#### [DIRECTIONS]
Every entry here needs to be repeated exactly.
##############################
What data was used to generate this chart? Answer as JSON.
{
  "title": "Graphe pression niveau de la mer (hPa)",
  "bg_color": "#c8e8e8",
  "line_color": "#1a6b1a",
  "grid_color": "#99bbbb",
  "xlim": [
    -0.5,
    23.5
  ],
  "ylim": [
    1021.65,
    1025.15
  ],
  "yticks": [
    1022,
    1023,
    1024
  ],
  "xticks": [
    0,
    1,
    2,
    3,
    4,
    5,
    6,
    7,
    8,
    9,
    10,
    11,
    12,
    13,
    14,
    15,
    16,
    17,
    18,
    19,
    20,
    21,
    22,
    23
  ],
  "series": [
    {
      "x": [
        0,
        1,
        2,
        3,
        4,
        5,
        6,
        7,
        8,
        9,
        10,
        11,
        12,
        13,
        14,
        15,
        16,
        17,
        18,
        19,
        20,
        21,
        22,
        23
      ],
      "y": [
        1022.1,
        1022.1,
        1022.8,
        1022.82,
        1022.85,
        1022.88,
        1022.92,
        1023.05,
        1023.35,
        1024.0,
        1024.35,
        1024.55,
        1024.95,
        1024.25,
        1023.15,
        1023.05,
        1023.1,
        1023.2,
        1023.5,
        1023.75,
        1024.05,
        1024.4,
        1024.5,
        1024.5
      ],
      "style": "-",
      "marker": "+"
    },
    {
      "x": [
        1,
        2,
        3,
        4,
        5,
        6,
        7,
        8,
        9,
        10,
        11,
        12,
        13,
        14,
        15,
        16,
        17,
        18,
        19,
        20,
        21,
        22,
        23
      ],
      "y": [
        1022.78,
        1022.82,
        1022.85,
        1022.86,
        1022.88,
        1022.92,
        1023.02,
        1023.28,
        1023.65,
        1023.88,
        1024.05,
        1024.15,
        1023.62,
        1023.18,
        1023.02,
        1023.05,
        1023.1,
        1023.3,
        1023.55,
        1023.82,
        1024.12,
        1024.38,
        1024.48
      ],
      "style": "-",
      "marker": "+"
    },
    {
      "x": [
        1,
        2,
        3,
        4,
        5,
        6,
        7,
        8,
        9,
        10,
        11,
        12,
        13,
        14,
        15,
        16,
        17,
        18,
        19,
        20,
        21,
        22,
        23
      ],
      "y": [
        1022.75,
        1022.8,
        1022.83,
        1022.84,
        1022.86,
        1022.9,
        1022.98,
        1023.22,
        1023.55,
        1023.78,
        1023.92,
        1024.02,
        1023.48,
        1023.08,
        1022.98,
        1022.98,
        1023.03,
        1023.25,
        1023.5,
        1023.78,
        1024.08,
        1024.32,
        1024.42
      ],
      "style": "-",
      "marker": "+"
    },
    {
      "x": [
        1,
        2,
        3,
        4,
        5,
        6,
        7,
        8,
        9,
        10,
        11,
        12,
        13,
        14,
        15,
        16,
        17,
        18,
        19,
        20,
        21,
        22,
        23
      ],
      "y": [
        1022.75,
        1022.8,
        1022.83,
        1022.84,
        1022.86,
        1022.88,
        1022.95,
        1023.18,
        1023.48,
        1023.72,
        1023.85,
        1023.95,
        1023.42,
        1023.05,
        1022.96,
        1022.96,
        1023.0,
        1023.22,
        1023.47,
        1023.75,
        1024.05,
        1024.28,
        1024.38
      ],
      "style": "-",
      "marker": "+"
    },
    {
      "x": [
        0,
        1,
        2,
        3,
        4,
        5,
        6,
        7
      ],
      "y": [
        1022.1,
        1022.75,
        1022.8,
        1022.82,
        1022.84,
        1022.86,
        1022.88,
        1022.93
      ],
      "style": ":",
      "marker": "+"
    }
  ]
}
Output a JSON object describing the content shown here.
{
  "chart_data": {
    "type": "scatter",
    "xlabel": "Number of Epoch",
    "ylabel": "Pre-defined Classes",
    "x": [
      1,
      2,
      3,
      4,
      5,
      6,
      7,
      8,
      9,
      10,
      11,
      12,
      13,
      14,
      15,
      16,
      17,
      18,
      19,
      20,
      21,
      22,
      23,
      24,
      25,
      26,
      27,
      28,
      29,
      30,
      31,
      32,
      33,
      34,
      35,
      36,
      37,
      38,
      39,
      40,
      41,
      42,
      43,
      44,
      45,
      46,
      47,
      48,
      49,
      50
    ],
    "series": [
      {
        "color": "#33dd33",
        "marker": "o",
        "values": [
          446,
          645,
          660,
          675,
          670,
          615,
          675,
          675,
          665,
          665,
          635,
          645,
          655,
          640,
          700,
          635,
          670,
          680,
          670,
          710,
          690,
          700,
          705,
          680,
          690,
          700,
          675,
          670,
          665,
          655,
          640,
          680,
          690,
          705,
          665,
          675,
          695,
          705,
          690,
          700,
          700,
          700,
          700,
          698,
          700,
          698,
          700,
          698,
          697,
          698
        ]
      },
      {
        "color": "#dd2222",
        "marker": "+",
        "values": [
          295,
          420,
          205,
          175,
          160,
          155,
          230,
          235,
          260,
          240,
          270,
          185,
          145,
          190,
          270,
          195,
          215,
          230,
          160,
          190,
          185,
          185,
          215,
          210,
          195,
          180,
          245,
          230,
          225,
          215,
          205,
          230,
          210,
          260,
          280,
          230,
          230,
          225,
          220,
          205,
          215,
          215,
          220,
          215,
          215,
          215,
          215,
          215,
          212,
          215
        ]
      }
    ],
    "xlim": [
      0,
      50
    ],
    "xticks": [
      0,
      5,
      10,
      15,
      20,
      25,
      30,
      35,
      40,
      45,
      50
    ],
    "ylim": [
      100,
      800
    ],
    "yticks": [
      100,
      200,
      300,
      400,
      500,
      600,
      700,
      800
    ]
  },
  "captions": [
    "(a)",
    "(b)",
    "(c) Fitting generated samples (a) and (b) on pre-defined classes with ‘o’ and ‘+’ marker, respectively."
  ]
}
##############################
#### [RESPONSE]
What data was used to generate this chart? Answer as JSON.
{
  "title": "Graphe pression niveau de la mer (hPa)",
  "bg_color": "#c8e8e8",
  "line_color": "#1a6b1a",
  "grid_color": "#99bbbb",
  "xlim": [
    -0.5,
    23.5
  ],
  "ylim": [
    1021.65,
    1025.15
  ],
  "yticks": [
    1022,
    1023,
    1024
  ],
  "xticks": [
    0,
    1,
    2,
    3,
    4,
    5,
    6,
    7,
    8,
    9,
    10,
    11,
    12,
    13,
    14,
    15,
    16,
    17,
    18,
    19,
    20,
    21,
    22,
    23
  ],
  "series": [
    {
      "x": [
        0,
        1,
        2,
        3,
        4,
        5,
        6,
        7,
        8,
        9,
        10,
        11,
        12,
        13,
        14,
        15,
        16,
        17,
        18,
        19,
        20,
        21,
        22,
        23
      ],
      "y": [
        1022.1,
        1022.1,
        1022.8,
        1022.82,
        1022.85,
        1022.88,
        1022.92,
        1023.05,
        1023.35,
        1024.0,
        1024.35,
        1024.55,
        1024.95,
        1024.25,
        1023.15,
        1023.05,
        1023.1,
        1023.2,
        1023.5,
        1023.75,
        1024.05,
        1024.4,
        1024.5,
        1024.5
      ],
      "style": "-",
      "marker": "+"
    },
    {
      "x": [
        1,
        2,
        3,
        4,
        5,
        6,
        7,
        8,
        9,
        10,
        11,
        12,
        13,
        14,
        15,
        16,
        17,
        18,
        19,
        20,
        21,
        22,
        23
      ],
      "y": [
        1022.78,
        1022.82,
        1022.85,
        1022.86,
        1022.88,
        1022.92,
        1023.02,
        1023.28,
        1023.65,
        1023.88,
        1024.05,
        1024.15,
        1023.62,
        1023.18,
        1023.02,
        1023.05,
        1023.1,
        1023.3,
        1023.55,
        1023.82,
        1024.12,
        1024.38,
        1024.48
      ],
      "style": "-",
      "marker": "+"
    },
    {
      "x": [
        1,
        2,
        3,
        4,
        5,
        6,
        7,
        8,
        9,
        10,
        11,
        12,
        13,
        14,
        15,
        16,
        17,
        18,
        19,
        20,
        21,
        22,
        23
      ],
      "y": [
        1022.75,
        1022.8,
        1022.83,
        1022.84,
        1022.86,
        1022.9,
        1022.98,
        1023.22,
        1023.55,
        1023.78,
        1023.92,
        1024.02,
        1023.48,
        1023.08,
        1022.98,
        1022.98,
        1023.03,
        1023.25,
        1023.5,
        1023.78,
        1024.08,
        1024.32,
        1024.42
      ],
      "style": "-",
      "marker": "+"
    },
    {
      "x": [
        1,
        2,
        3,
        4,
        5,
        6,
        7,
        8,
        9,
        10,
        11,
        12,
        13,
        14,
        15,
        16,
        17,
        18,
        19,
        20,
        21,
        22,
        23
      ],
      "y": [
        1022.75,
        1022.8,
        1022.83,
        1022.84,
        1022.86,
        1022.88,
        1022.95,
        1023.18,
        1023.48,
        1023.72,
        1023.85,
        1023.95,
        1023.42,
        1023.05,
        1022.96,
        1022.96,
        1023.0,
        1023.22,
        1023.47,
        1023.75,
        1024.05,
        1024.28,
        1024.38
      ],
      "style": "-",
      "marker": "+"
    },
    {
      "x": [
        0,
        1,
        2,
        3,
        4,
        5,
        6,
        7
      ],
      "y": [
        1022.1,
        1022.75,
        1022.8,
        1022.82,
        1022.84,
        1022.86,
        1022.88,
        1022.93
      ],
      "style": ":",
      "marker": "+"
    }
  ]
}
Output a JSON object describing the content shown here.
{
  "chart_data": {
    "type": "scatter",
    "xlabel": "Number of Epoch",
    "ylabel": "Pre-defined Classes",
    "x": [
      1,
      2,
      3,
      4,
      5,
      6,
      7,
      8,
      9,
      10,
      11,
      12,
      13,
      14,
      15,
      16,
      17,
      18,
      19,
      20,
      21,
      22,
      23,
      24,
      25,
      26,
      27,
      28,
      29,
      30,
      31,
      32,
      33,
      34,
      35,
      36,
      37,
      38,
      39,
      40,
      41,
      42,
      43,
      44,
      45,
      46,
      47,
      48,
      49,
      50
    ],
    "series": [
      {
        "color": "#33dd33",
        "marker": "o",
        "values": [
          446,
          645,
          660,
          675,
          670,
          615,
          675,
          675,
          665,
          665,
          635,
          645,
          655,
          640,
          700,
          635,
          670,
          680,
          670,
          710,
          690,
          700,
          705,
          680,
          690,
          700,
          675,
          670,
          665,
          655,
          640,
          680,
          690,
          705,
          665,
          675,
          695,
          705,
          690,
          700,
          700,
          700,
          700,
          698,
          700,
          698,
          700,
          698,
          697,
          698
        ]
      },
      {
        "color": "#dd2222",
        "marker": "+",
        "values": [
          295,
          420,
          205,
          175,
          160,
          155,
          230,
          235,
          260,
          240,
          270,
          185,
          145,
          190,
          270,
          195,
          215,
          230,
          160,
          190,
          185,
          185,
          215,
          210,
          195,
          180,
          245,
          230,
          225,
          215,
          205,
          230,
          210,
          260,
          280,
          230,
          230,
          225,
          220,
          205,
          215,
          215,
          220,
          215,
          215,
          215,
          215,
          215,
          212,
          215
        ]
      }
    ],
    "xlim": [
      0,
      50
    ],
    "xticks": [
      0,
      5,
      10,
      15,
      20,
      25,
      30,
      35,
      40,
      45,
      50
    ],
    "ylim": [
      100,
      800
    ],
    "yticks": [
      100,
      200,
      300,
      400,
      500,
      600,
      700,
      800
    ]
  },
  "captions": [
    "(a)",
    "(b)",
    "(c) Fitting generated samples (a) and (b) on pre-defined classes with ‘o’ and ‘+’ marker, respectively."
  ]
}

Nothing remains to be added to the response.